*WORK TO BE COMPLETED*. Write out all the material exactly. Leave nothing out.

*RECORDS SUPPLIED*.
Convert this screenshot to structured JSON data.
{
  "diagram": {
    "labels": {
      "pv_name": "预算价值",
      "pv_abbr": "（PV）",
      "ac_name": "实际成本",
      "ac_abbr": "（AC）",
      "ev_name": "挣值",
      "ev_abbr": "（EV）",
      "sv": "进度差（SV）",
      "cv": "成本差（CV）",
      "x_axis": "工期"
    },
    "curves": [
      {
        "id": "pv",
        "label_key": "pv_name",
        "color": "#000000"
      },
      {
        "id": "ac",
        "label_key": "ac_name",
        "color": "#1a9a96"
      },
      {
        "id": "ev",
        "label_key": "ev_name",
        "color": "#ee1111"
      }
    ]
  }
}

*ANSWER TO THE TASK*.
Convert this screenshot to structured JSON data.
{
  "diagram": {
    "labels": {
      "pv_name": "预算价值",
      "pv_abbr": "（PV）",
      "ac_name": "实际成本",
      "ac_abbr": "（AC）",
      "ev_name": "挣值",
      "ev_abbr": "（EV）",
      "sv": "进度差（SV）",
      "cv": "成本差（CV）",
      "x_axis": "工期"
    },
    "curves": [
      {
        "id": "pv",
        "label_key": "pv_name",
        "color": "#000000"
      },
      {
        "id": "ac",
        "label_key": "ac_name",
        "color": "#1a9a96"
      },
      {
        "id": "ev",
        "label_key": "ev_name",
        "color": "#ee1111"
      }
    ]
  }
}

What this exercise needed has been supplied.